- **Objective**:
Among the following entries, count the lines that contain "bonds" and report only the result.

Extracted records
=-=-=

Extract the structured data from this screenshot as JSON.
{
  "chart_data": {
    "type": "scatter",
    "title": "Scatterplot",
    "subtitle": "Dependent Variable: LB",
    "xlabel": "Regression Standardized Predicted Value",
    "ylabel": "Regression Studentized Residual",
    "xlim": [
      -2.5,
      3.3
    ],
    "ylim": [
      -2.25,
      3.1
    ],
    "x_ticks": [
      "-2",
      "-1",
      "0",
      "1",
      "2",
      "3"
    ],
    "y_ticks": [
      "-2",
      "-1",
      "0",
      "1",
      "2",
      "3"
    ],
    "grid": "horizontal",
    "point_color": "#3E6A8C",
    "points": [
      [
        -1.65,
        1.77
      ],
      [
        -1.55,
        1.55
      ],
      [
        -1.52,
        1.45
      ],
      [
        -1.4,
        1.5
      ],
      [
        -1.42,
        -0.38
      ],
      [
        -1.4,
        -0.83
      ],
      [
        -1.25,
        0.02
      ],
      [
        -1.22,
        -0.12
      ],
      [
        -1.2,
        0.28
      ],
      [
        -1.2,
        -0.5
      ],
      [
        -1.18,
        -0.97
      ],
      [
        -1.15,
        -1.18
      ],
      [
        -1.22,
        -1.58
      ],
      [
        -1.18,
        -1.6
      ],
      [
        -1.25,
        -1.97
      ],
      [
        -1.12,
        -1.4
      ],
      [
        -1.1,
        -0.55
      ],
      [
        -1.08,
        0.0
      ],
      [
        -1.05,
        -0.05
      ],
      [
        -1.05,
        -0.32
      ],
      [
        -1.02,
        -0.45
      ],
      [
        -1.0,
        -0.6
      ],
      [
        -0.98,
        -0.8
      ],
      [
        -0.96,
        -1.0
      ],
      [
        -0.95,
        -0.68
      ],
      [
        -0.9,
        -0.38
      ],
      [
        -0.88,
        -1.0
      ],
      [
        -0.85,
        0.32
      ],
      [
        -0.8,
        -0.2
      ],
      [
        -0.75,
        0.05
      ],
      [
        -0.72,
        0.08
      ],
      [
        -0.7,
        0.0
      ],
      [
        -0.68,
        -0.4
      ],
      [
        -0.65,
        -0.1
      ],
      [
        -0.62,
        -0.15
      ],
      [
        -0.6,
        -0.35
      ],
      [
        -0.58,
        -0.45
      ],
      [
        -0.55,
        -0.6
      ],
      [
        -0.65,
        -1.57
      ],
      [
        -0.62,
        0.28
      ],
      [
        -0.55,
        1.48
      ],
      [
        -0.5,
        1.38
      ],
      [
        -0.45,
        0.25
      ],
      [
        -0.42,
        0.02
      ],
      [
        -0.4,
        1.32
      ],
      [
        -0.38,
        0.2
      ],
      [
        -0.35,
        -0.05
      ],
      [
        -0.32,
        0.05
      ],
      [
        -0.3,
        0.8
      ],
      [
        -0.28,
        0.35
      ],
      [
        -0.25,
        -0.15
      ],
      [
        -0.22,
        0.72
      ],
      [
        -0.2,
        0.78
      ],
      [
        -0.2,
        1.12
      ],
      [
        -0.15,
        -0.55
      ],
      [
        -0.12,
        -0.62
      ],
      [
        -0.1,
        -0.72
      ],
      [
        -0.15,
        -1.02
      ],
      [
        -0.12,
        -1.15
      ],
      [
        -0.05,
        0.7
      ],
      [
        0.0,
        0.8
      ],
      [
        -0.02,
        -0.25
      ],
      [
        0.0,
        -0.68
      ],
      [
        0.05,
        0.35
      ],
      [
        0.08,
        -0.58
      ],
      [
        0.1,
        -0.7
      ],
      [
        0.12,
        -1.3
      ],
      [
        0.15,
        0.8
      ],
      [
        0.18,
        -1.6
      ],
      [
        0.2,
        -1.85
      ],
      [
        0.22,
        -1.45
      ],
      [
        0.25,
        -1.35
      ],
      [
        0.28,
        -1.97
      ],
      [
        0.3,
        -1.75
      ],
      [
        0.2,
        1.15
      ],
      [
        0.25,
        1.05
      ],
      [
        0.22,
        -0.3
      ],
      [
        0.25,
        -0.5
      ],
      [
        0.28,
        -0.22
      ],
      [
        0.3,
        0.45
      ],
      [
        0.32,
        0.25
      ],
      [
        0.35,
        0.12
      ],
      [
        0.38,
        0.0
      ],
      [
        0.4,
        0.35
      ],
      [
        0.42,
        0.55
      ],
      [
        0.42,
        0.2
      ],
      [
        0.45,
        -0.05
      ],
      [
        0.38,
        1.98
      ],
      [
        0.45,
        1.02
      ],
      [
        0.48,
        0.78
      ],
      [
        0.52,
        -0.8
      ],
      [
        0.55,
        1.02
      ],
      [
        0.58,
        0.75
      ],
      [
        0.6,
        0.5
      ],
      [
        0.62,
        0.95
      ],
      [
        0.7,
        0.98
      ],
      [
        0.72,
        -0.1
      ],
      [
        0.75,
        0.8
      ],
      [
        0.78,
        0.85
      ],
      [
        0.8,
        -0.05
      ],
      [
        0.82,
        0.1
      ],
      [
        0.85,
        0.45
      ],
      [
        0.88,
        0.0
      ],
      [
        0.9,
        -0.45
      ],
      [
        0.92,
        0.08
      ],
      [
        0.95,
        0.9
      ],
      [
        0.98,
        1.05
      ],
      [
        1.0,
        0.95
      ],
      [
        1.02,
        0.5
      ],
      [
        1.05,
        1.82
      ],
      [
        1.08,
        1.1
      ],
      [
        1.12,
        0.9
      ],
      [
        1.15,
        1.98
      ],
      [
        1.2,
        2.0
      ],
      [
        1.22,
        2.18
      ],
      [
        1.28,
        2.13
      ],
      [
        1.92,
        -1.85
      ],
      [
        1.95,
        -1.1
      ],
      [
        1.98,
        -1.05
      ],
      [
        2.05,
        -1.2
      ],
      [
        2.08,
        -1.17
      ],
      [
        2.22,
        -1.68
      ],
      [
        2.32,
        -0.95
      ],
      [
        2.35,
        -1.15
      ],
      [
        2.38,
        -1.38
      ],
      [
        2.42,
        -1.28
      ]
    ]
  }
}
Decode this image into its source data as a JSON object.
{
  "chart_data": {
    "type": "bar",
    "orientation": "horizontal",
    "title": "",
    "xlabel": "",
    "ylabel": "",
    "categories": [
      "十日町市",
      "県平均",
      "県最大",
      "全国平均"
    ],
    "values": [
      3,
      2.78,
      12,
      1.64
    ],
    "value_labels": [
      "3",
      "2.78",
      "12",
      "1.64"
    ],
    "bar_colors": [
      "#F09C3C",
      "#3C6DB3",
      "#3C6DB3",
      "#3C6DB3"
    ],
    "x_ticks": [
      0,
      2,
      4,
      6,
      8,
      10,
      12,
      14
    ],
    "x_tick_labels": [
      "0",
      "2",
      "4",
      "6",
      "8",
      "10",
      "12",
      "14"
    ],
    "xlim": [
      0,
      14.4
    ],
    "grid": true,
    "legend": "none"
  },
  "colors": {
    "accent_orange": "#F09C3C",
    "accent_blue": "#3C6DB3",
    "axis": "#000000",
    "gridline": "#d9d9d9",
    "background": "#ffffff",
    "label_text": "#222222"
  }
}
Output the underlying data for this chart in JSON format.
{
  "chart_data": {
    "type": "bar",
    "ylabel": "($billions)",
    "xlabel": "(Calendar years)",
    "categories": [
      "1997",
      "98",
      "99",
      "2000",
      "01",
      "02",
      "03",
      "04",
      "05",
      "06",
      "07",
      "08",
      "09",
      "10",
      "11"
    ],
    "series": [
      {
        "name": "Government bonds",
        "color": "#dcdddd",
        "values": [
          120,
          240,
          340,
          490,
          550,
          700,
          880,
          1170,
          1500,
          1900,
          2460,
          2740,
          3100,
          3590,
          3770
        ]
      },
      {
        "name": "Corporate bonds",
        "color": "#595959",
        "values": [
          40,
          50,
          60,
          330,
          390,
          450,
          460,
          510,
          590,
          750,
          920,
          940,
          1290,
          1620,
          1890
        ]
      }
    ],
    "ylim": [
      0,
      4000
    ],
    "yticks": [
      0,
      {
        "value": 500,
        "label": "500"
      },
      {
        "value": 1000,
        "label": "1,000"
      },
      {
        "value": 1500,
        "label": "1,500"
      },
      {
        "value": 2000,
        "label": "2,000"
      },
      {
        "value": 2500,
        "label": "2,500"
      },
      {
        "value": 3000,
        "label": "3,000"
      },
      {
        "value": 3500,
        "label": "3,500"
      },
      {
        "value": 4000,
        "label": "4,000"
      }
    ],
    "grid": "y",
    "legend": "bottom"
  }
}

=-=-=

- **Reply to the task**:
2